begin INPUT FOR THIS TASK
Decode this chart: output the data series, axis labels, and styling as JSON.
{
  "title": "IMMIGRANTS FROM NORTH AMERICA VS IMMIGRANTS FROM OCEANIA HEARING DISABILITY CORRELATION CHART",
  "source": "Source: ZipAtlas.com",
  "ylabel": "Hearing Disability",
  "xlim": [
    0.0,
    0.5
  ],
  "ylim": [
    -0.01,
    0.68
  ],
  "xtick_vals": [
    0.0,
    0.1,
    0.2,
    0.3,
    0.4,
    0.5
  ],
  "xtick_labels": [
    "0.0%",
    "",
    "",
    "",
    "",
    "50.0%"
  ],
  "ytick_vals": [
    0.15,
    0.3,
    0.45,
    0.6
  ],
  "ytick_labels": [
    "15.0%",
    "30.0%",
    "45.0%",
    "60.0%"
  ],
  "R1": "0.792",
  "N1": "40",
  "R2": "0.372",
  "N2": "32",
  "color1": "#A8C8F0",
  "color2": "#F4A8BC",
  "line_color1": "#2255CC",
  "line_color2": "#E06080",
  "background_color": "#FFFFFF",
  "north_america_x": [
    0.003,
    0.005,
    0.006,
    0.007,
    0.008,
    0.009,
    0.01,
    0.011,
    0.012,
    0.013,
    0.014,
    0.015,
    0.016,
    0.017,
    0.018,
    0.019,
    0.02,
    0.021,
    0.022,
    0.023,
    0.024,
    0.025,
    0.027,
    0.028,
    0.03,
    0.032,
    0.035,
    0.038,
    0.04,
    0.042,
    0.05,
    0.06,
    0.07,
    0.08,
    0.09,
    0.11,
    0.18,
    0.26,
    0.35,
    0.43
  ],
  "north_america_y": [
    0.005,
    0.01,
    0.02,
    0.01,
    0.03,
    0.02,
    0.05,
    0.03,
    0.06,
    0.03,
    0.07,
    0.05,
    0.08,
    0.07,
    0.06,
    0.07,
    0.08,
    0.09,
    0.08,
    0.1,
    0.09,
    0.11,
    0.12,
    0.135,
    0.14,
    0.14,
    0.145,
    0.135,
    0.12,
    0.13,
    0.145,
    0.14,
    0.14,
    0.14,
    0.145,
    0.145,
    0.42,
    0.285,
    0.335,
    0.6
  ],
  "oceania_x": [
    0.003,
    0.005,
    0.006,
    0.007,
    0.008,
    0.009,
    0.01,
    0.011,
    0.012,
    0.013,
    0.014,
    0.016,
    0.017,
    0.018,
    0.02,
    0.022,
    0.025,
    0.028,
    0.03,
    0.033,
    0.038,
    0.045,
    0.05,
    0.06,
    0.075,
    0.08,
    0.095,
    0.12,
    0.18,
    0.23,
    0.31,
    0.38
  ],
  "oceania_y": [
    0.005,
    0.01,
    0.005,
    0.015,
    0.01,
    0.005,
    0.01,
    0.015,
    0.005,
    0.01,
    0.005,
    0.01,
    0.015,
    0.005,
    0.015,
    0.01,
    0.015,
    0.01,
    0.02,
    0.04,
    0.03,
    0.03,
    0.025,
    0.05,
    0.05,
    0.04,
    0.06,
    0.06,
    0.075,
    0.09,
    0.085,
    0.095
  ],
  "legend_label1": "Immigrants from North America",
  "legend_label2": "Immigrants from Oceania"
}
end INPUT FOR THIS TASK
# DIRECTIVE
Reproduce all of the data exactly as given.

# TASK RESPONSE
Decode this chart: output the data series, axis labels, and styling as JSON.
{
  "title": "IMMIGRANTS FROM NORTH AMERICA VS IMMIGRANTS FROM OCEANIA HEARING DISABILITY CORRELATION CHART",
  "source": "Source: ZipAtlas.com",
  "ylabel": "Hearing Disability",
  "xlim": [
    0.0,
    0.5
  ],
  "ylim": [
    -0.01,
    0.68
  ],
  "xtick_vals": [
    0.0,
    0.1,
    0.2,
    0.3,
    0.4,
    0.5
  ],
  "xtick_labels": [
    "0.0%",
    "",
    "",
    "",
    "",
    "50.0%"
  ],
  "ytick_vals": [
    0.15,
    0.3,
    0.45,
    0.6
  ],
  "ytick_labels": [
    "15.0%",
    "30.0%",
    "45.0%",
    "60.0%"
  ],
  "R1": "0.792",
  "N1": "40",
  "R2": "0.372",
  "N2": "32",
  "color1": "#A8C8F0",
  "color2": "#F4A8BC",
  "line_color1": "#2255CC",
  "line_color2": "#E06080",
  "background_color": "#FFFFFF",
  "north_america_x": [
    0.003,
    0.005,
    0.006,
    0.007,
    0.008,
    0.009,
    0.01,
    0.011,
    0.012,
    0.013,
    0.014,
    0.015,
    0.016,
    0.017,
    0.018,
    0.019,
    0.02,
    0.021,
    0.022,
    0.023,
    0.024,
    0.025,
    0.027,
    0.028,
    0.03,
    0.032,
    0.035,
    0.038,
    0.04,
    0.042,
    0.05,
    0.06,
    0.07,
    0.08,
    0.09,
    0.11,
    0.18,
    0.26,
    0.35,
    0.43
  ],
  "north_america_y": [
    0.005,
    0.01,
    0.02,
    0.01,
    0.03,
    0.02,
    0.05,
    0.03,
    0.06,
    0.03,
    0.07,
    0.05,
    0.08,
    0.07,
    0.06,
    0.07,
    0.08,
    0.09,
    0.08,
    0.1,
    0.09,
    0.11,
    0.12,
    0.135,
    0.14,
    0.14,
    0.145,
    0.135,
    0.12,
    0.13,
    0.145,
    0.14,
    0.14,
    0.14,
    0.145,
    0.145,
    0.42,
    0.285,
    0.335,
    0.6
  ],
  "oceania_x": [
    0.003,
    0.005,
    0.006,
    0.007,
    0.008,
    0.009,
    0.01,
    0.011,
    0.012,
    0.013,
    0.014,
    0.016,
    0.017,
    0.018,
    0.02,
    0.022,
    0.025,
    0.028,
    0.03,
    0.033,
    0.038,
    0.045,
    0.05,
    0.06,
    0.075,
    0.08,
    0.095,
    0.12,
    0.18,
    0.23,
    0.31,
    0.38
  ],
  "oceania_y": [
    0.005,
    0.01,
    0.005,
    0.015,
    0.01,
    0.005,
    0.01,
    0.015,
    0.005,
    0.01,
    0.005,
    0.01,
    0.015,
    0.005,
    0.015,
    0.01,
    0.015,
    0.01,
    0.02,
    0.04,
    0.03,
    0.03,
    0.025,
    0.05,
    0.05,
    0.04,
    0.06,
    0.06,
    0.075,
    0.09,
    0.085,
    0.095
  ],
  "legend_label1": "Immigrants from North America",
  "legend_label2": "Immigrants from Oceania"
}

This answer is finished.